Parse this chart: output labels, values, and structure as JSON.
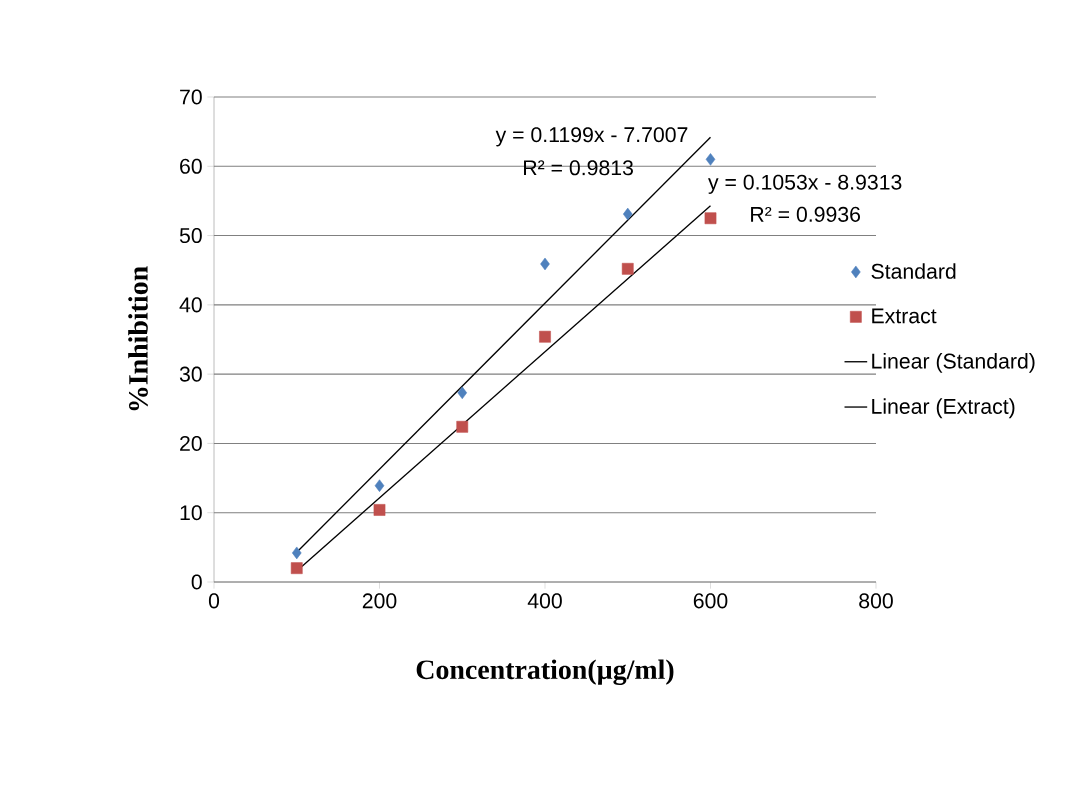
{
  "chart_data": {
    "type": "scatter",
    "xlabel": "Concentration(µg/ml)",
    "ylabel": "%Inhibition",
    "xlim": [
      0,
      800
    ],
    "xticks": [
      0,
      200,
      400,
      600,
      800
    ],
    "ylim": [
      0,
      70
    ],
    "yticks": [
      0,
      10,
      20,
      30,
      40,
      50,
      60,
      70
    ],
    "grid": "y",
    "legend": "right",
    "series": [
      {
        "name": "Standard",
        "marker": "diamond",
        "color": "#4f81bd",
        "x": [
          100,
          200,
          300,
          400,
          500,
          600
        ],
        "values": [
          4.2,
          13.9,
          27.3,
          45.9,
          53.1,
          61.0
        ]
      },
      {
        "name": "Extract",
        "marker": "square",
        "color": "#c0504d",
        "x": [
          100,
          200,
          300,
          400,
          500,
          600
        ],
        "values": [
          2.0,
          10.4,
          22.4,
          35.4,
          45.2,
          52.5
        ]
      },
      {
        "name": "Linear (Standard)",
        "type": "line",
        "marker": "none",
        "color": "#000000",
        "x": [
          100,
          600
        ],
        "values": [
          4.3,
          64.2
        ]
      },
      {
        "name": "Linear (Extract)",
        "type": "line",
        "marker": "none",
        "color": "#000000",
        "x": [
          100,
          600
        ],
        "values": [
          1.6,
          54.3
        ]
      }
    ],
    "annotations": [
      "y = 0.1199x - 7.7007",
      "R² = 0.9813",
      "y = 0.1053x - 8.9313",
      "R² = 0.9936"
    ]
  }
}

§ §

Directive -> Give the count of lines in the listing above that include "marker", with no other words.

Response to this task -> 4